◆ **EXCERPTED PASSAGE**:
-- BEGIN --

In this role he showed a shrewd judgement on the big questions. By renouncing a pact with Labour, opposing the Iraq war, opposing tuition fees, and calling for a softening of cannabis laws, he tapped into a rich vein of public support. Last year, he led the Liberal Democrats to their best election for more than 70 years.

But all the while he was nursing a dark secret, and yesterday he was forced to admit what many had long suspected - his alcoholism. Yesterday, it forced him to put his job up for grabs, in one of the most astonishing statements delivered by a British political leader in living memory.

He said that he had been fighting the problem "for the past 18 months" - but speculation about his fondness for Glenmorangie have been around in Westminster for longer than that.

During the Liberal Democrat conference in Bournemouth in September 2001, Mr Kennedy was booked for a live interview with Andrew Neil, which was cancelled at short notice. When the programme offered to send a camera crew to Mr Kennedy's hotel room, his staff insisted that he was unavailable, without explaining why.

Those who suspected he had a problem then hoped it would be cured when, at the age of 42, he gave up the bachelor life and married his girlfriend, Sarah Gurling.

In Westminster, opinion was generally on Mr Kennedy's side when Newsnight's Jeremy Paxman brutally asked him whether his decision to marry was linked to his drinking. He told Mr Paxman: "I drink socially and moderately, as you well know." But Mr Paxman asked: "Do you drink privately? At home alone, do you finish off a bottle of Scotch?" Mr Kennedy replied: "No."

The interview caused enough shock to bring protests from Labour MPs, including the late Robin Cook, who was then leader of the Commons, forcing Mr Paxman to make an apology. But it was not long before the rumours were bubbling up again.

In summer 2003, Gordon Brown made a major and long awaited Commons announcement on a subject on which Charles Kennedy and his party had campaigned long and hard, when he ruled out a referendum on British membership of the euro for the foreseeable future. Other MPs could not fail to notice that, although the House was packed, Kennedy was not there. The explanation was that he had decided to watch the statement on television.

In March 2004, ITN interviewed the Liberal Democrat leader on his response to Tony Blair's statement on terrorism, but they decided not to broadcast the interview for "editorial reasons". There was no protest from his office about the decision.

-- END --

◆ **COMPLETE THE FOLLOWING**:
- A) Name every stance from the passage on Charles Kennedy that the text credits with tapping into public support.
- B) According to the passage on Charles Kennedy, why did Jeremy Paxman have to apologize?
The listing that follows comes from a separate source unrelated to the passage.

Box coordinate listings:
-- BEGIN --

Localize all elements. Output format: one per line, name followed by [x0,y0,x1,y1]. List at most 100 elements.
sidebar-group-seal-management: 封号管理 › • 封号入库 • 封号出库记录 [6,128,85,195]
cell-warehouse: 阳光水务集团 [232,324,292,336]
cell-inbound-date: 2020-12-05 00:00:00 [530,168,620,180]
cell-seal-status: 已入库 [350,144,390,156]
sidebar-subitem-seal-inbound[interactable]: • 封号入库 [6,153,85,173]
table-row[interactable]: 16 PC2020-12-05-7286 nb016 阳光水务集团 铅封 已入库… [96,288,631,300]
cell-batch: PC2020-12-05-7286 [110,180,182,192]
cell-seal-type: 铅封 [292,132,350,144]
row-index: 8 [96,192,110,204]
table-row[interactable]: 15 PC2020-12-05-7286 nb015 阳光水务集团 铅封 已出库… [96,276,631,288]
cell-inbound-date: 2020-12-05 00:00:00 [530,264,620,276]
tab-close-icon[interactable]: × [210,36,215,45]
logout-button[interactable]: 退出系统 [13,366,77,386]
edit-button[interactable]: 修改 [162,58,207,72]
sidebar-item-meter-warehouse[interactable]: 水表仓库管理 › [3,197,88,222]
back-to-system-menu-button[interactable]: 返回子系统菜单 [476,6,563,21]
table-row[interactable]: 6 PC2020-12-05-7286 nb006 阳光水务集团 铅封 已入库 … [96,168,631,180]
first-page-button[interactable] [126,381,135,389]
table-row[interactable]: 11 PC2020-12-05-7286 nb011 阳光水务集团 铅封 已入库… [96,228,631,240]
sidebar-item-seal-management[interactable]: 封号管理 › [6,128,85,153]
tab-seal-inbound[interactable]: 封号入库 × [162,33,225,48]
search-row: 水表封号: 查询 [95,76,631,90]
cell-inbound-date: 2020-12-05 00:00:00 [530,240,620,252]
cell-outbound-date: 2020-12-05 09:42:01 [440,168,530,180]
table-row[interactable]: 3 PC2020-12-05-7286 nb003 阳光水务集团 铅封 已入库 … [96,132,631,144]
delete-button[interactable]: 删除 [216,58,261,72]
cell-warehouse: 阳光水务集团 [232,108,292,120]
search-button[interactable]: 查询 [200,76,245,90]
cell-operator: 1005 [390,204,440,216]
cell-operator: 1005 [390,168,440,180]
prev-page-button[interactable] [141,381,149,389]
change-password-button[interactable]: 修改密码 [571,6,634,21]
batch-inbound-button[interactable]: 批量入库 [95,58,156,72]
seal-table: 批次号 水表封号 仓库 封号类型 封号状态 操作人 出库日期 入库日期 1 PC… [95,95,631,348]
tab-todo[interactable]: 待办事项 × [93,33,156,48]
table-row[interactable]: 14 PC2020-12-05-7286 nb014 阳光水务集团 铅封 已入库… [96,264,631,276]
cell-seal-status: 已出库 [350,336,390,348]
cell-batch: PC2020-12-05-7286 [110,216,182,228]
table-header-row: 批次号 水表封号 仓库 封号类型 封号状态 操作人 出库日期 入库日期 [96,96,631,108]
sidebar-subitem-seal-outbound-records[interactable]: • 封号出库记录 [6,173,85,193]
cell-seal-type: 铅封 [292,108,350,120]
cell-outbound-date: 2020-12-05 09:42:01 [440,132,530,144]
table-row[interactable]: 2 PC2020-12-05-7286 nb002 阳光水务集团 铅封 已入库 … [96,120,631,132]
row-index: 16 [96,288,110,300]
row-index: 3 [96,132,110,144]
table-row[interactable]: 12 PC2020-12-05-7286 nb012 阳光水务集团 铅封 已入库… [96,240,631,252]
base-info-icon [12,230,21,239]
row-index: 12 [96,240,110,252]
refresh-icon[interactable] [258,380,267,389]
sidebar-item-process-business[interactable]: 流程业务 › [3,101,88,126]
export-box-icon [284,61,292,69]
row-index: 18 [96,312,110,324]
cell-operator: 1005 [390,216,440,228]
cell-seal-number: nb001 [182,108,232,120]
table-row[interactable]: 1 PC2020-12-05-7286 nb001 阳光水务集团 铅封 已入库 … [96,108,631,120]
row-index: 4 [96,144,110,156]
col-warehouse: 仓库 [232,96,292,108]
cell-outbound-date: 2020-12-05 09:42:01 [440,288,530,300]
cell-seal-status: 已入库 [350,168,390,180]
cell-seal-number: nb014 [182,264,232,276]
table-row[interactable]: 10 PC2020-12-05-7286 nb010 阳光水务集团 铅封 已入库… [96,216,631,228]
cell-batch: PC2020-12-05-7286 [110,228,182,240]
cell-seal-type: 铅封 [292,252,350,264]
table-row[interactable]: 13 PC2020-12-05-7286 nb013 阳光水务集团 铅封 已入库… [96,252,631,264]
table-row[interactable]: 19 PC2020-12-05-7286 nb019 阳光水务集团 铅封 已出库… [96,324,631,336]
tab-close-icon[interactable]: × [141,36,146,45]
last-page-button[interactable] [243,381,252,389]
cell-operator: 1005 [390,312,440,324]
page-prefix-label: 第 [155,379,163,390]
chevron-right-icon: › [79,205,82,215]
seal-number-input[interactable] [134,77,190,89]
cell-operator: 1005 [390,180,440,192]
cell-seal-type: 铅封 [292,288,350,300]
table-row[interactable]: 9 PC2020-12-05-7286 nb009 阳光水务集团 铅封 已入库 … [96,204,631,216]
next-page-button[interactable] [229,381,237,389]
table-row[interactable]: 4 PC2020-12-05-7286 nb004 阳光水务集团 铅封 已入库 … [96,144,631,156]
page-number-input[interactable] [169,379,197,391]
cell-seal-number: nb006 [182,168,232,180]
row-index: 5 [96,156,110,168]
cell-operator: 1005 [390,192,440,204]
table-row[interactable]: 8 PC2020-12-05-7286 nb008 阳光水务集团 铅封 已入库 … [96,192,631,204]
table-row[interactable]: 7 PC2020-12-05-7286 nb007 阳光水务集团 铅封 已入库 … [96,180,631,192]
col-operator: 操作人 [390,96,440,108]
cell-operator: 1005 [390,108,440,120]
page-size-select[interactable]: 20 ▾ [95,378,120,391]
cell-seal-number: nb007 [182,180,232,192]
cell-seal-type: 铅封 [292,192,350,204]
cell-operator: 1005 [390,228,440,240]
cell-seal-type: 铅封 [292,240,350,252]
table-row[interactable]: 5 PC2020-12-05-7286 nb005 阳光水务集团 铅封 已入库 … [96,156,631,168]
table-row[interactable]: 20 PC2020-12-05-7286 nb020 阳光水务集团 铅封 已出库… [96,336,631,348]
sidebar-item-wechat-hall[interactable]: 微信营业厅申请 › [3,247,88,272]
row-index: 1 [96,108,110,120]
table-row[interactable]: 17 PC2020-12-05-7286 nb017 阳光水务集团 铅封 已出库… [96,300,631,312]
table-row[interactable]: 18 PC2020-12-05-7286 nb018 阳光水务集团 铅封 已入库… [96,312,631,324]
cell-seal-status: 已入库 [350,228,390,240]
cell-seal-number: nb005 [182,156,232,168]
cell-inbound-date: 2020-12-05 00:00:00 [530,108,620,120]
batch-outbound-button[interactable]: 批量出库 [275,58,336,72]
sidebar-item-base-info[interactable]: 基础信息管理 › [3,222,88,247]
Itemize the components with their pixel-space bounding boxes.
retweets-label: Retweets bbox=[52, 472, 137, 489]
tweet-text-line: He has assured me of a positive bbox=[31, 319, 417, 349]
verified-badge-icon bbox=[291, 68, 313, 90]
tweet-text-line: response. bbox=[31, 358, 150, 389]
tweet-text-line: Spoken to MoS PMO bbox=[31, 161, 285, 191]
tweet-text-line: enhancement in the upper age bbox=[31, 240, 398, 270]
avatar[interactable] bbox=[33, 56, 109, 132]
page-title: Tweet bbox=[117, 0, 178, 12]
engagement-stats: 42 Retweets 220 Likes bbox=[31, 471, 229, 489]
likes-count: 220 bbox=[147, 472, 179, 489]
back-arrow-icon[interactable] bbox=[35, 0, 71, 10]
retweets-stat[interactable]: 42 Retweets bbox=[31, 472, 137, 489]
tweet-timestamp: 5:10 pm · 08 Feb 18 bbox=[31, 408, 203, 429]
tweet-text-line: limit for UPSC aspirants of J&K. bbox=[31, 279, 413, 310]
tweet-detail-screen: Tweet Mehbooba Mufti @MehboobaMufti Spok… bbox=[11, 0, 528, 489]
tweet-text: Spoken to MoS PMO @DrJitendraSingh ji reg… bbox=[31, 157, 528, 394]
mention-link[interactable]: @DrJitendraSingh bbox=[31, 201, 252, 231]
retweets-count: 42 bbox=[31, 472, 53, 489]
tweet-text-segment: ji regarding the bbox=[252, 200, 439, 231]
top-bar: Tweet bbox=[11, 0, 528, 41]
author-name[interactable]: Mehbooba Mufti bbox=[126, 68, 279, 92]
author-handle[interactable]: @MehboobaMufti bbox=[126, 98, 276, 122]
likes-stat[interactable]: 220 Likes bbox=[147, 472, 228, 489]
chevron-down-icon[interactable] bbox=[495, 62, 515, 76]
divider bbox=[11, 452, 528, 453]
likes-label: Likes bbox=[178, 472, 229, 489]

-- END --

◆ **RESULTS**:
- A)
- Renouncing a pact with Labour
- Opposing the Iraq war
- Opposing tuition fees
- Calling for a softening of cannabis laws

- B) Paxman asked Kennedy whether his decision to marry was linked to his drinking. The interview caused enough shock to bring protests from Labour MPs, including Robin Cook, who was then leader of the Commons, and those protests forced Paxman to apologize.